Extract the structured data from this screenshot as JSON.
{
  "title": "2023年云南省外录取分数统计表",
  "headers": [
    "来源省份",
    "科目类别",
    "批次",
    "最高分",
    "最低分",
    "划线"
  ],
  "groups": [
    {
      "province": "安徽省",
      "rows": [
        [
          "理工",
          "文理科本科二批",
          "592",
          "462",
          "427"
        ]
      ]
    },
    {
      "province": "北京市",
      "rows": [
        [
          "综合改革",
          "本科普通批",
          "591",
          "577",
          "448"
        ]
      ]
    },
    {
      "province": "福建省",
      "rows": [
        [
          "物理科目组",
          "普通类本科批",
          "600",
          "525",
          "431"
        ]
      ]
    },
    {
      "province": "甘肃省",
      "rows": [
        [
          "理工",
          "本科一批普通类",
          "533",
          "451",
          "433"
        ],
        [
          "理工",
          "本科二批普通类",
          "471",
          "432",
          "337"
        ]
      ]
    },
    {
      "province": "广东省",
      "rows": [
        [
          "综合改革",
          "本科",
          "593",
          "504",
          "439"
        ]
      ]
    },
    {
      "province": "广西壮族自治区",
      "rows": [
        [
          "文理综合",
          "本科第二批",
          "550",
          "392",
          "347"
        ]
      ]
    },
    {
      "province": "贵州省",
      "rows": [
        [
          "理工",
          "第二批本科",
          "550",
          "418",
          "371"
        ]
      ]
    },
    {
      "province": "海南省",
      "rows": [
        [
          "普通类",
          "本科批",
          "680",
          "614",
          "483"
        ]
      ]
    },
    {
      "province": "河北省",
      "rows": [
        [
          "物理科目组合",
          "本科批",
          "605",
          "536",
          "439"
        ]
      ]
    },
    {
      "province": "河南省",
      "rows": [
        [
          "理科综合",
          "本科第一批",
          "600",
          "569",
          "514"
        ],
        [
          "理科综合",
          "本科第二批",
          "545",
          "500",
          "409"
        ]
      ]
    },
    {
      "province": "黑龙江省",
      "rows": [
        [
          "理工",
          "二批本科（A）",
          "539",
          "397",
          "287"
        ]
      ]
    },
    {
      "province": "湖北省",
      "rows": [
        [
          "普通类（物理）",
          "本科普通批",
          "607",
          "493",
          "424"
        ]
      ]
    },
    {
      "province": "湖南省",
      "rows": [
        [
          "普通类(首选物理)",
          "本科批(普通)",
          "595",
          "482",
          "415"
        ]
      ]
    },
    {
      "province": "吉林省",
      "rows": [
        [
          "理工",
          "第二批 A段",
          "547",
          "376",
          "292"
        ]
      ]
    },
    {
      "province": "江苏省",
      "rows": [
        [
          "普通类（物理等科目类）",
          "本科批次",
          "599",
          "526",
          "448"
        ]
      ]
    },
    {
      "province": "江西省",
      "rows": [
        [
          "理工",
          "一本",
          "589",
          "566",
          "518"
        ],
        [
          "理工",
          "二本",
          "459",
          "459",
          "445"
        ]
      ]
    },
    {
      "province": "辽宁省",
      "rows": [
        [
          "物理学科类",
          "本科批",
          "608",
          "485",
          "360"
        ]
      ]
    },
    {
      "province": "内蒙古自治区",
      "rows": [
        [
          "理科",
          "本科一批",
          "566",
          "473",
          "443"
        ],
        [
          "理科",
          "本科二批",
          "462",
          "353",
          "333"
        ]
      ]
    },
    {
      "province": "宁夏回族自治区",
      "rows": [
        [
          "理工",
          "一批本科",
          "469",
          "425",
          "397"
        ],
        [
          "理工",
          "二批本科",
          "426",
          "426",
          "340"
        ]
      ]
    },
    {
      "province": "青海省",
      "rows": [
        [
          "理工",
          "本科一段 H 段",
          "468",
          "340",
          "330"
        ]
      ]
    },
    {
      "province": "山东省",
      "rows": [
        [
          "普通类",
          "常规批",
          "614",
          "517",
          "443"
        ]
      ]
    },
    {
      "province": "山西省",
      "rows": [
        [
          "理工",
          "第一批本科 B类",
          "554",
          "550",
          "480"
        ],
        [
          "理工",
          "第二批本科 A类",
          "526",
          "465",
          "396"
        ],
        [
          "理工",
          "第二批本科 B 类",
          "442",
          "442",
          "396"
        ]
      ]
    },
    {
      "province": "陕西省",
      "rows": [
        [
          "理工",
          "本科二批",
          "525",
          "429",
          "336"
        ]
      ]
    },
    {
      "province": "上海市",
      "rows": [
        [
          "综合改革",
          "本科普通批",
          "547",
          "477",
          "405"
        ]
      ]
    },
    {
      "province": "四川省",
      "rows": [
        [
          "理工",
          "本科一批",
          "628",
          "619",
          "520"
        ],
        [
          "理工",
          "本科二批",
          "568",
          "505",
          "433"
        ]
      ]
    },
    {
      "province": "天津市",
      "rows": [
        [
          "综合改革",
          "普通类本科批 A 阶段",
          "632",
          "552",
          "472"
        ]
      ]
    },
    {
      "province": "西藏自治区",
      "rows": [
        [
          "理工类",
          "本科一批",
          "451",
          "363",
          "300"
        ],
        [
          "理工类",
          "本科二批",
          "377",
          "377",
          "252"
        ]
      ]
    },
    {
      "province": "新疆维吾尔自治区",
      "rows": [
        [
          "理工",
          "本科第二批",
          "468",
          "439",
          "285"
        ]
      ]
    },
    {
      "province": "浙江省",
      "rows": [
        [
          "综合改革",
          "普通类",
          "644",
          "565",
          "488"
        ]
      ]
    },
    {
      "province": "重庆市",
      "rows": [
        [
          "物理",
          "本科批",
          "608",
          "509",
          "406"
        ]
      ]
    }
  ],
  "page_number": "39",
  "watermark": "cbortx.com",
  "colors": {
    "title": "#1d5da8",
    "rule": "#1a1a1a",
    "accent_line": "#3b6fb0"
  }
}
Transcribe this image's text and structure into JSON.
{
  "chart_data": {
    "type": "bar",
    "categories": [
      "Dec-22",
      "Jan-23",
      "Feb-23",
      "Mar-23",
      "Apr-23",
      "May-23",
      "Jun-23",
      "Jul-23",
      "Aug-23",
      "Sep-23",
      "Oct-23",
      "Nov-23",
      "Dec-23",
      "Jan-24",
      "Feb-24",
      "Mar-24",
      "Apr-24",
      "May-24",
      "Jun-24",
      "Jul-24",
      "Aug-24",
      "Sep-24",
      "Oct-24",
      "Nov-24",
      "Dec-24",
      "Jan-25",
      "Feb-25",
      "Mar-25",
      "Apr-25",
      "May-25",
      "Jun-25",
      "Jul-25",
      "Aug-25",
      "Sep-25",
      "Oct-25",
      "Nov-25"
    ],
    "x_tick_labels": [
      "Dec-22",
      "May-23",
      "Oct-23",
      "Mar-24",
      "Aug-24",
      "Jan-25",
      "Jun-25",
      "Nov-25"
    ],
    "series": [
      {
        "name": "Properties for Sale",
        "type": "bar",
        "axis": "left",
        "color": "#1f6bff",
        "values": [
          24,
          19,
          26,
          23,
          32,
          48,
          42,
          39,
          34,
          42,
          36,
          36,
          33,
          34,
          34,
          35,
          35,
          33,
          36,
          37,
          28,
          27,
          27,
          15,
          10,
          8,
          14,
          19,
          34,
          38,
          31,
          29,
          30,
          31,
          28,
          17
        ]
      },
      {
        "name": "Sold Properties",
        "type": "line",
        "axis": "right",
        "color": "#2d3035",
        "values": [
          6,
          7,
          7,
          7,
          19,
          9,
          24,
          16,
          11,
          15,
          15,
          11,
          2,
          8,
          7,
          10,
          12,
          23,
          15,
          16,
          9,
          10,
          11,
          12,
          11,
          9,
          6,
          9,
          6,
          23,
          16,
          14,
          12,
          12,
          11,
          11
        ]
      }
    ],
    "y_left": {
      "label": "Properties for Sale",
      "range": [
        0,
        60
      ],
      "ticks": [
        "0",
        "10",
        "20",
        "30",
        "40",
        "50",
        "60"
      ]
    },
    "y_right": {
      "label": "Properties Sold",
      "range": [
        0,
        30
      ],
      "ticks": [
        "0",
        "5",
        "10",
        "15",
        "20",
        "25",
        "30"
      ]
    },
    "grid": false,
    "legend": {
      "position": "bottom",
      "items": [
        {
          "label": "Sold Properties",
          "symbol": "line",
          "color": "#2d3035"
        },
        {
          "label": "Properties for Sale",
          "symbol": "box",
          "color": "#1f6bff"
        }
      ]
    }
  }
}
——————
What is needed — Identify the lines of the data that contain the word "JSON". Copy each of them.

Task output —
Extract the structured data from this screenshot as JSON.
Transcribe this image's text and structure into JSON.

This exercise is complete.